§ Instructions for the task: Go through the entries below and collect each line with the string "JSON" in it.

Figure contents as structured data
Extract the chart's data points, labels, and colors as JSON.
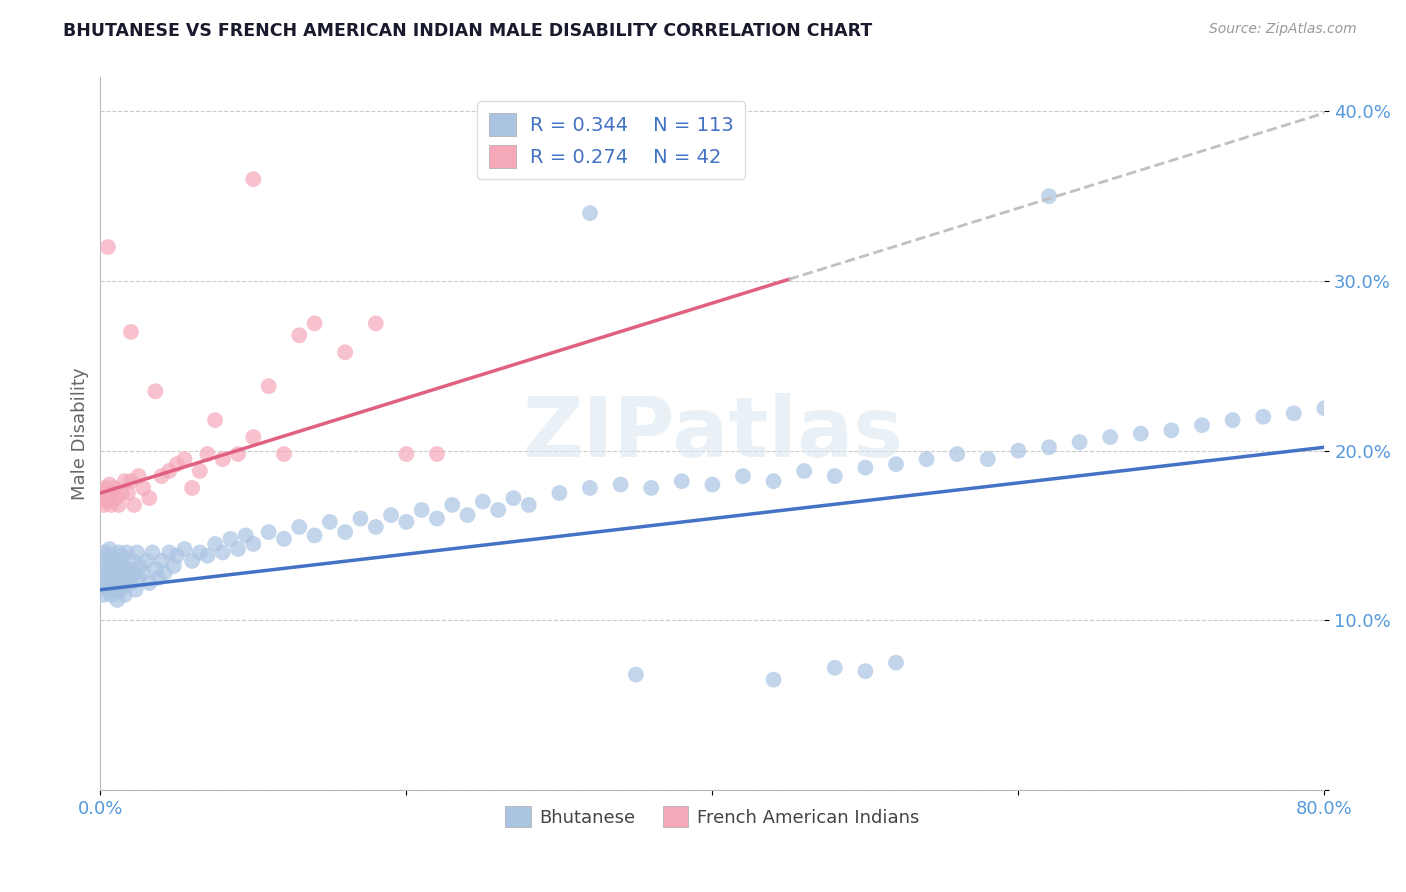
{
  "title": "BHUTANESE VS FRENCH AMERICAN INDIAN MALE DISABILITY CORRELATION CHART",
  "source": "Source: ZipAtlas.com",
  "ylabel": "Male Disability",
  "xlabel_label_bhutanese": "Bhutanese",
  "xlabel_label_french": "French American Indians",
  "xmin": 0.0,
  "xmax": 0.8,
  "ymin": 0.0,
  "ymax": 0.42,
  "bhutanese_color": "#aac4e2",
  "french_color": "#f4a8b8",
  "bhutanese_line_color": "#4472c4",
  "french_line_color": "#e06080",
  "dashed_color": "#c0c0c0",
  "R_bhutanese": 0.344,
  "N_bhutanese": 113,
  "R_french": 0.274,
  "N_french": 42,
  "legend_text_color": "#4472c4",
  "watermark": "ZIPatlas",
  "blue_intercept": 0.118,
  "blue_slope": 0.105,
  "pink_intercept": 0.175,
  "pink_slope": 0.28,
  "bhutanese_x": [
    0.001,
    0.002,
    0.002,
    0.003,
    0.003,
    0.004,
    0.004,
    0.005,
    0.005,
    0.006,
    0.006,
    0.007,
    0.007,
    0.008,
    0.008,
    0.009,
    0.009,
    0.01,
    0.01,
    0.011,
    0.011,
    0.012,
    0.012,
    0.013,
    0.013,
    0.014,
    0.014,
    0.015,
    0.015,
    0.016,
    0.016,
    0.017,
    0.018,
    0.019,
    0.02,
    0.021,
    0.022,
    0.023,
    0.024,
    0.025,
    0.026,
    0.028,
    0.03,
    0.032,
    0.034,
    0.036,
    0.038,
    0.04,
    0.042,
    0.045,
    0.048,
    0.05,
    0.055,
    0.06,
    0.065,
    0.07,
    0.075,
    0.08,
    0.085,
    0.09,
    0.095,
    0.1,
    0.11,
    0.12,
    0.13,
    0.14,
    0.15,
    0.16,
    0.17,
    0.18,
    0.19,
    0.2,
    0.21,
    0.22,
    0.23,
    0.24,
    0.25,
    0.26,
    0.27,
    0.28,
    0.3,
    0.32,
    0.34,
    0.36,
    0.38,
    0.4,
    0.42,
    0.44,
    0.46,
    0.48,
    0.5,
    0.52,
    0.54,
    0.56,
    0.58,
    0.6,
    0.62,
    0.64,
    0.66,
    0.68,
    0.7,
    0.72,
    0.74,
    0.76,
    0.78,
    0.8,
    0.32,
    0.62,
    0.35,
    0.44,
    0.5,
    0.52,
    0.48
  ],
  "bhutanese_y": [
    0.12,
    0.13,
    0.115,
    0.125,
    0.14,
    0.118,
    0.132,
    0.122,
    0.138,
    0.128,
    0.142,
    0.115,
    0.135,
    0.12,
    0.128,
    0.125,
    0.118,
    0.13,
    0.122,
    0.135,
    0.112,
    0.125,
    0.14,
    0.118,
    0.13,
    0.122,
    0.138,
    0.12,
    0.132,
    0.128,
    0.115,
    0.14,
    0.125,
    0.13,
    0.122,
    0.135,
    0.128,
    0.118,
    0.14,
    0.125,
    0.132,
    0.128,
    0.135,
    0.122,
    0.14,
    0.13,
    0.125,
    0.135,
    0.128,
    0.14,
    0.132,
    0.138,
    0.142,
    0.135,
    0.14,
    0.138,
    0.145,
    0.14,
    0.148,
    0.142,
    0.15,
    0.145,
    0.152,
    0.148,
    0.155,
    0.15,
    0.158,
    0.152,
    0.16,
    0.155,
    0.162,
    0.158,
    0.165,
    0.16,
    0.168,
    0.162,
    0.17,
    0.165,
    0.172,
    0.168,
    0.175,
    0.178,
    0.18,
    0.178,
    0.182,
    0.18,
    0.185,
    0.182,
    0.188,
    0.185,
    0.19,
    0.192,
    0.195,
    0.198,
    0.195,
    0.2,
    0.202,
    0.205,
    0.208,
    0.21,
    0.212,
    0.215,
    0.218,
    0.22,
    0.222,
    0.225,
    0.34,
    0.35,
    0.068,
    0.065,
    0.07,
    0.075,
    0.072
  ],
  "french_x": [
    0.001,
    0.002,
    0.003,
    0.004,
    0.005,
    0.006,
    0.007,
    0.008,
    0.009,
    0.01,
    0.012,
    0.014,
    0.016,
    0.018,
    0.02,
    0.022,
    0.025,
    0.028,
    0.032,
    0.036,
    0.04,
    0.045,
    0.05,
    0.055,
    0.06,
    0.065,
    0.07,
    0.075,
    0.08,
    0.09,
    0.1,
    0.11,
    0.12,
    0.13,
    0.14,
    0.16,
    0.18,
    0.2,
    0.22,
    0.005,
    0.02,
    0.1
  ],
  "french_y": [
    0.175,
    0.168,
    0.178,
    0.17,
    0.172,
    0.18,
    0.168,
    0.175,
    0.178,
    0.172,
    0.168,
    0.175,
    0.182,
    0.175,
    0.182,
    0.168,
    0.185,
    0.178,
    0.172,
    0.235,
    0.185,
    0.188,
    0.192,
    0.195,
    0.178,
    0.188,
    0.198,
    0.218,
    0.195,
    0.198,
    0.208,
    0.238,
    0.198,
    0.268,
    0.275,
    0.258,
    0.275,
    0.198,
    0.198,
    0.32,
    0.27,
    0.36
  ]
}
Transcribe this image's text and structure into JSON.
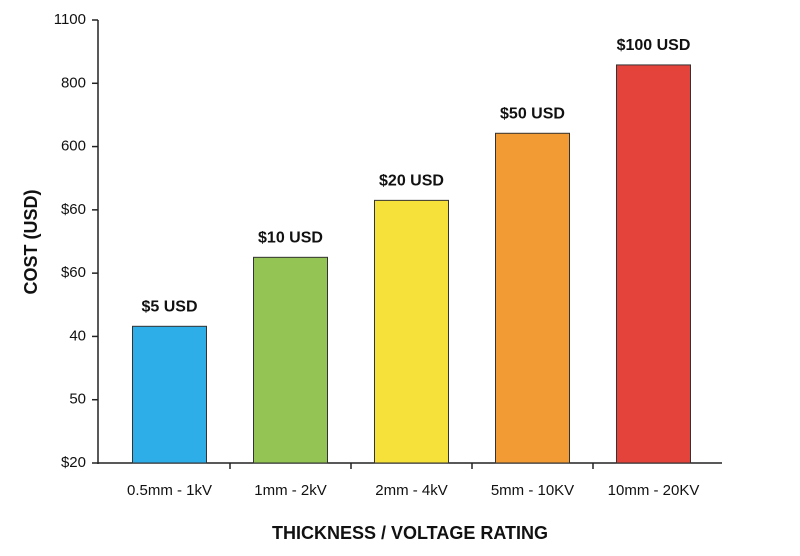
{
  "chart_data": {
    "type": "bar",
    "x_label": "THICKNESS / VOLTAGE RATING",
    "y_label": "COST (USD)",
    "categories": [
      "0.5mm - 1kV",
      "1mm - 2kV",
      "2mm - 4kV",
      "5mm - 10KV",
      "10mm - 20KV"
    ],
    "values": [
      2.16,
      3.25,
      4.15,
      5.21,
      6.29
    ],
    "annotations": [
      "$5 USD",
      "$10 USD",
      "$20 USD",
      "$50 USD",
      "$100 USD"
    ],
    "colors": [
      "#2eaee8",
      "#93c454",
      "#f6e03a",
      "#f29a33",
      "#e3433b"
    ],
    "ylim": [
      0,
      7
    ],
    "yticks": [
      {
        "value": 0,
        "label": "$20"
      },
      {
        "value": 1,
        "label": "50"
      },
      {
        "value": 2,
        "label": "40"
      },
      {
        "value": 3,
        "label": "$60"
      },
      {
        "value": 4,
        "label": "$60"
      },
      {
        "value": 5,
        "label": "600"
      },
      {
        "value": 6,
        "label": "800"
      },
      {
        "value": 7,
        "label": "1100"
      }
    ],
    "grid": false
  }
}
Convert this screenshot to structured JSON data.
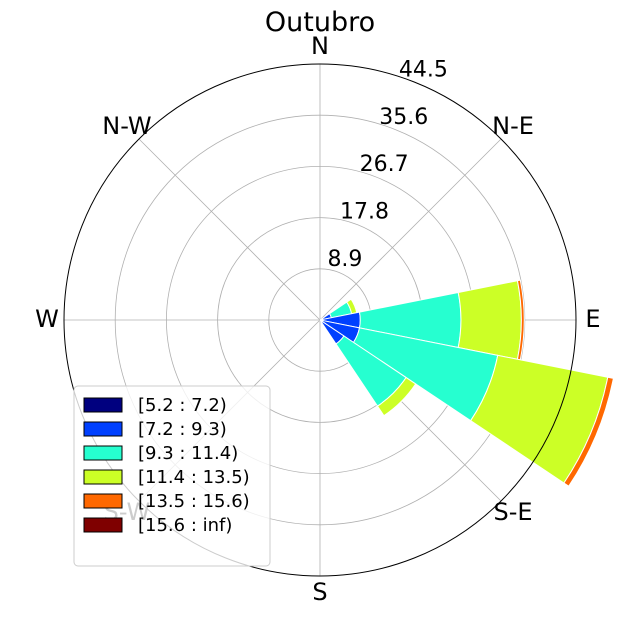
{
  "chart_data": {
    "type": "windrose",
    "title": "Outubro",
    "directions": [
      "N",
      "N-E",
      "E",
      "S-E",
      "S",
      "S-W",
      "W",
      "N-W"
    ],
    "radial_ticks": [
      8.9,
      17.8,
      26.7,
      35.6,
      44.5
    ],
    "rmax": 44.5,
    "sector_width_deg": 22.5,
    "bins": [
      {
        "label": "[5.2 : 7.2)",
        "color": "#00007f"
      },
      {
        "label": "[7.2 : 9.3)",
        "color": "#0040ff"
      },
      {
        "label": "[9.3 : 11.4)",
        "color": "#26ffd0"
      },
      {
        "label": "[11.4 : 13.5)",
        "color": "#ccff26"
      },
      {
        "label": "[13.5 : 15.6)",
        "color": "#ff6800"
      },
      {
        "label": "[15.6 : inf)",
        "color": "#7f0000"
      }
    ],
    "sectors": [
      {
        "bearing": 67.5,
        "values": [
          0.5,
          1.5,
          3.6,
          0.9,
          0,
          0
        ]
      },
      {
        "bearing": 90,
        "values": [
          0.5,
          6.5,
          17.5,
          10.5,
          0.5,
          0
        ]
      },
      {
        "bearing": 112.5,
        "values": [
          0.5,
          6.5,
          24.5,
          19.5,
          1.0,
          0
        ]
      },
      {
        "bearing": 135,
        "values": [
          0.5,
          4.5,
          13.0,
          2.0,
          0,
          0
        ]
      }
    ]
  }
}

§ The answer:
Extract the chart's data points, labels, and colors as JSON.
Transcribe this image's text and structure into JSON.
Convert this screenshot to structured JSON data.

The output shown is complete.